**Given problem**
Could you put every line of the listing below into a Markdown table with two columns, Row for the row number and Entry for the line itself, leaving out any blank lines?

****************************************

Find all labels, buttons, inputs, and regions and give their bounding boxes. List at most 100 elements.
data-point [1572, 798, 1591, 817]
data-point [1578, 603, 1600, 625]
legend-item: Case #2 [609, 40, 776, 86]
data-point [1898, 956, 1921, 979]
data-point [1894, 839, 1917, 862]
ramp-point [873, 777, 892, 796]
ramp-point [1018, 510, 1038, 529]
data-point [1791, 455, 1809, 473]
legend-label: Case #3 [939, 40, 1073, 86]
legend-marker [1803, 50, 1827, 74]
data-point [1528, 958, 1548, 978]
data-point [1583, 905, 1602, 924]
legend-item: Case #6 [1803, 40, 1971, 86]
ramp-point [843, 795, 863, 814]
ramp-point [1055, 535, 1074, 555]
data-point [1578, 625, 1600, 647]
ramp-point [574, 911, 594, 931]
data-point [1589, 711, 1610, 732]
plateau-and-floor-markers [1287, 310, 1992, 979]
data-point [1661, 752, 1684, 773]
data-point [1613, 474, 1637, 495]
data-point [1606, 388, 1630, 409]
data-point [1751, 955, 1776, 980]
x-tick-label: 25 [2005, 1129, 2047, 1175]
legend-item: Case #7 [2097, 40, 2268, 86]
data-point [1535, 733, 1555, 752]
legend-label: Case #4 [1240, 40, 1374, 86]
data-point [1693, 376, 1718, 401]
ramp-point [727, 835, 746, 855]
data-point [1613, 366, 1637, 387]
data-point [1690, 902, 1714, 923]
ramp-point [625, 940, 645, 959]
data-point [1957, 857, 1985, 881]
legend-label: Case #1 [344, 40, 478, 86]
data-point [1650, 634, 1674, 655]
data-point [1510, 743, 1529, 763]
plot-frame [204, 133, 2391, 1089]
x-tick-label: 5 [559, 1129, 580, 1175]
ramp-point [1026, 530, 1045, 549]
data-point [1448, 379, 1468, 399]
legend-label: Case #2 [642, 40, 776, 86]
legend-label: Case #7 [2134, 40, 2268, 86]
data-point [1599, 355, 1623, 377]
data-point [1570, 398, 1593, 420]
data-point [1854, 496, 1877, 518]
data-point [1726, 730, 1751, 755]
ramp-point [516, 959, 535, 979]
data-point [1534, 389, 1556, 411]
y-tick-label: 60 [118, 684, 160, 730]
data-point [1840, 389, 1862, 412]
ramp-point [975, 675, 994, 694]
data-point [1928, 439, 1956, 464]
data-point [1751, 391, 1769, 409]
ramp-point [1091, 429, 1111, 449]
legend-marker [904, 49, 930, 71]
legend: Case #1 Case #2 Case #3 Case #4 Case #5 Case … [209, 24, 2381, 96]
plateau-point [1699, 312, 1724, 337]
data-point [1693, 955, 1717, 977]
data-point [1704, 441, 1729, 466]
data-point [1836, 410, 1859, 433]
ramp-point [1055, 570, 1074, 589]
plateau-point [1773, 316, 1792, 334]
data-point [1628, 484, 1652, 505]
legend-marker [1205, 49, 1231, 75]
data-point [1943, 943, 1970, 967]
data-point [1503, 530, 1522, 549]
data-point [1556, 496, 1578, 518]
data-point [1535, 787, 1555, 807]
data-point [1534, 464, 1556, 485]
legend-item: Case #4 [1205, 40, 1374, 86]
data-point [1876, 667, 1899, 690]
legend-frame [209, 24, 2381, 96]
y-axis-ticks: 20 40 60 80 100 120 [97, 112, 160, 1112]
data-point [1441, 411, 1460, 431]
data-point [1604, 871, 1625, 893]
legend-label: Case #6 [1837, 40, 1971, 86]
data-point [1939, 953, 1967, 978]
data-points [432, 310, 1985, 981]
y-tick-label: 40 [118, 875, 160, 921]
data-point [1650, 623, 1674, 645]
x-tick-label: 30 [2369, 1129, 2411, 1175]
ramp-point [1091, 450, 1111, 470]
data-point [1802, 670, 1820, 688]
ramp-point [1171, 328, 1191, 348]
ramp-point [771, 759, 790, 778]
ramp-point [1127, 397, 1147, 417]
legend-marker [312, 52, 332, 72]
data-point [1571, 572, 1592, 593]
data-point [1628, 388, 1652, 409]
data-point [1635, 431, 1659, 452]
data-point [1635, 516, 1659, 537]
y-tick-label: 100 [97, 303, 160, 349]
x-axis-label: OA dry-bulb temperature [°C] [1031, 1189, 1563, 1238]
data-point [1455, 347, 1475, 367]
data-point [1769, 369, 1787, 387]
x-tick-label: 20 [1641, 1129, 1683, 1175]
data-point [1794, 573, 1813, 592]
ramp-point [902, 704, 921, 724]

****************************************

**Answer to this exercise**
| Row | Entry |
|---|---|
| 1 | Find all labels, buttons, inputs, and regions and give their bounding boxes. List at most 100 elements. |
| 2 | data-point [1572, 798, 1591, 817] |
| 3 | data-point [1578, 603, 1600, 625] |
| 4 | legend-item: Case #2 [609, 40, 776, 86] |
| 5 | data-point [1898, 956, 1921, 979] |
| 6 | data-point [1894, 839, 1917, 862] |
| 7 | ramp-point [873, 777, 892, 796] |
| 8 | ramp-point [1018, 510, 1038, 529] |
| 9 | data-point [1791, 455, 1809, 473] |
| 10 | legend-label: Case #3 [939, 40, 1073, 86] |
| 11 | legend-marker [1803, 50, 1827, 74] |
| 12 | data-point [1528, 958, 1548, 978] |
| 13 | data-point [1583, 905, 1602, 924] |
| 14 | legend-item: Case #6 [1803, 40, 1971, 86] |
| 15 | ramp-point [843, 795, 863, 814] |
| 16 | ramp-point [1055, 535, 1074, 555] |
| 17 | data-point [1578, 625, 1600, 647] |
| 18 | ramp-point [574, 911, 594, 931] |
| 19 | data-point [1589, 711, 1610, 732] |
| 20 | plateau-and-floor-markers [1287, 310, 1992, 979] |
| 21 | data-point [1661, 752, 1684, 773] |
| 22 | data-point [1613, 474, 1637, 495] |
| 23 | data-point [1606, 388, 1630, 409] |
| 24 | data-point [1751, 955, 1776, 980] |
| 25 | x-tick-label: 25 [2005, 1129, 2047, 1175] |
| 26 | legend-item: Case #7 [2097, 40, 2268, 86] |
| 27 | data-point [1535, 733, 1555, 752] |
| 28 | legend-label: Case #4 [1240, 40, 1374, 86] |
| 29 | data-point [1693, 376, 1718, 401] |
| 30 | ramp-point [727, 835, 746, 855] |
| 31 | data-point [1613, 366, 1637, 387] |
| 32 | data-point [1690, 902, 1714, 923] |
| 33 | ramp-point [625, 940, 645, 959] |
| 34 | data-point [1957, 857, 1985, 881] |
| 35 | legend-label: Case #1 [344, 40, 478, 86] |
| 36 | data-point [1650, 634, 1674, 655] |
| 37 | data-point [1510, 743, 1529, 763] |
| 38 | plot-frame [204, 133, 2391, 1089] |
| 39 | x-tick-label: 5 [559, 1129, 580, 1175] |
| 40 | ramp-point [1026, 530, 1045, 549] |
| 41 | data-point [1448, 379, 1468, 399] |
| 42 | legend-label: Case #2 [642, 40, 776, 86] |
| 43 | legend-label: Case #7 [2134, 40, 2268, 86] |
| 44 | data-point [1599, 355, 1623, 377] |
| 45 | data-point [1570, 398, 1593, 420] |
| 46 | data-point [1854, 496, 1877, 518] |
| 47 | data-point [1726, 730, 1751, 755] |
| 48 | ramp-point [516, 959, 535, 979] |
| 49 | data-point [1534, 389, 1556, 411] |
| 50 | y-tick-label: 60 [118, 684, 160, 730] |
| 51 | data-point [1840, 389, 1862, 412] |
| 52 | ramp-point [975, 675, 994, 694] |
| 53 | data-point [1928, 439, 1956, 464] |
| 54 | data-point [1751, 391, 1769, 409] |
| 55 | ramp-point [1091, 429, 1111, 449] |
| 56 | legend-marker [904, 49, 930, 71] |
| 57 | legend: Case #1 Case #2 Case #3 Case #4 Case #5 Case … [209, 24, 2381, 96] |
| 58 | plateau-point [1699, 312, 1724, 337] |
| 59 | data-point [1693, 955, 1717, 977] |
| 60 | data-point [1704, 441, 1729, 466] |
| 61 | data-point [1836, 410, 1859, 433] |
| 62 | ramp-point [1055, 570, 1074, 589] |
| 63 | plateau-point [1773, 316, 1792, 334] |
| 64 | data-point [1628, 484, 1652, 505] |
| 65 | legend-marker [1205, 49, 1231, 75] |
| 66 | data-point [1943, 943, 1970, 967] |
| 67 | data-point [1503, 530, 1522, 549] |
| 68 | data-point [1556, 496, 1578, 518] |
| 69 | data-point [1535, 787, 1555, 807] |
| 70 | data-point [1534, 464, 1556, 485] |
| 71 | legend-item: Case #4 [1205, 40, 1374, 86] |
| 72 | data-point [1876, 667, 1899, 690] |
| 73 | legend-frame [209, 24, 2381, 96] |
| 74 | y-axis-ticks: 20 40 60 80 100 120 [97, 112, 160, 1112] |
| 75 | data-point [1441, 411, 1460, 431] |
| 76 | data-point [1604, 871, 1625, 893] |
| 77 | legend-label: Case #6 [1837, 40, 1971, 86] |
| 78 | data-point [1939, 953, 1967, 978] |
| 79 | data-points [432, 310, 1985, 981] |
| 80 | y-tick-label: 40 [118, 875, 160, 921] |
| 81 | data-point [1650, 623, 1674, 645] |
| 82 | x-tick-label: 30 [2369, 1129, 2411, 1175] |
| 83 | ramp-point [1091, 450, 1111, 470] |
| 84 | data-point [1802, 670, 1820, 688] |
| 85 | ramp-point [1171, 328, 1191, 348] |
| 86 | ramp-point [771, 759, 790, 778] |
| 87 | ramp-point [1127, 397, 1147, 417] |
| 88 | legend-marker [312, 52, 332, 72] |
| 89 | data-point [1571, 572, 1592, 593] |
| 90 | data-point [1628, 388, 1652, 409] |
| 91 | data-point [1635, 431, 1659, 452] |
| 92 | data-point [1635, 516, 1659, 537] |
| 93 | y-tick-label: 100 [97, 303, 160, 349] |
| 94 | x-axis-label: OA dry-bulb temperature [°C] [1031, 1189, 1563, 1238] |
| 95 | data-point [1455, 347, 1475, 367] |
| 96 | data-point [1769, 369, 1787, 387] |
| 97 | x-tick-label: 20 [1641, 1129, 1683, 1175] |
| 98 | data-point [1794, 573, 1813, 592] |
| 99 | ramp-point [902, 704, 921, 724] |